STATED PROBLEM →
Your task is to print all of the material verbatim.

(Entries taken from a collection)
....

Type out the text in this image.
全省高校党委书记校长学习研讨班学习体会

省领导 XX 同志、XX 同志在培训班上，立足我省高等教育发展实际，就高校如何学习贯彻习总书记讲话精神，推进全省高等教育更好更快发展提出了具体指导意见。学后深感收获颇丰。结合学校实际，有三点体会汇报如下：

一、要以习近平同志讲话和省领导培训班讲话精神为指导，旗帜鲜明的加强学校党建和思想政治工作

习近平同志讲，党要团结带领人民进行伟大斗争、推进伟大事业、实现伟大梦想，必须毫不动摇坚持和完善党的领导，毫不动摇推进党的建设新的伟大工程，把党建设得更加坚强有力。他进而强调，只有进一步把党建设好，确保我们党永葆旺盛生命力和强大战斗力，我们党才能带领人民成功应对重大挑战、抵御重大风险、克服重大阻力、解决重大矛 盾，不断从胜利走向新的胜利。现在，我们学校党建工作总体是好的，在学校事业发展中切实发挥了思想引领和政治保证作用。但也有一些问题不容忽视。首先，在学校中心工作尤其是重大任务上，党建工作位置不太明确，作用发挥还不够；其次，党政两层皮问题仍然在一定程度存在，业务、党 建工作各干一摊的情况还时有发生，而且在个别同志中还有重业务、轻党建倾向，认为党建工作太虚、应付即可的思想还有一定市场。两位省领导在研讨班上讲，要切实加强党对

....

COMPLETED TASK →
Type out the text in this image.
全省高校党委书记校长学习研讨班学习体会

省领导 XX 同志、XX 同志在培训班上，立足我省高等教育发展实际，就高校如何学习贯彻习总书记讲话精神，推进全省高等教育更好更快发展提出了具体指导意见。学后深感收获颇丰。结合学校实际，有三点体会汇报如下：

一、要以习近平同志讲话和省领导培训班讲话精神为指导，旗帜鲜明的加强学校党建和思想政治工作

习近平同志讲，党要团结带领人民进行伟大斗争、推进伟大事业、实现伟大梦想，必须毫不动摇坚持和完善党的领导，毫不动摇推进党的建设新的伟大工程，把党建设得更加坚强有力。他进而强调，只有进一步把党建设好，确保我们党永葆旺盛生命力和强大战斗力，我们党才能带领人民成功应对重大挑战、抵御重大风险、克服重大阻力、解决重大矛 盾，不断从胜利走向新的胜利。现在，我们学校党建工作总体是好的，在学校事业发展中切实发挥了思想引领和政治保证作用。但也有一些问题不容忽视。首先，在学校中心工作尤其是重大任务上，党建工作位置不太明确，作用发挥还不够；其次，党政两层皮问题仍然在一定程度存在，业务、党 建工作各干一摊的情况还时有发生，而且在个别同志中还有重业务、轻党建倾向，认为党建工作太虚、应付即可的思想还有一定市场。两位省领导在研讨班上讲，要切实加强党对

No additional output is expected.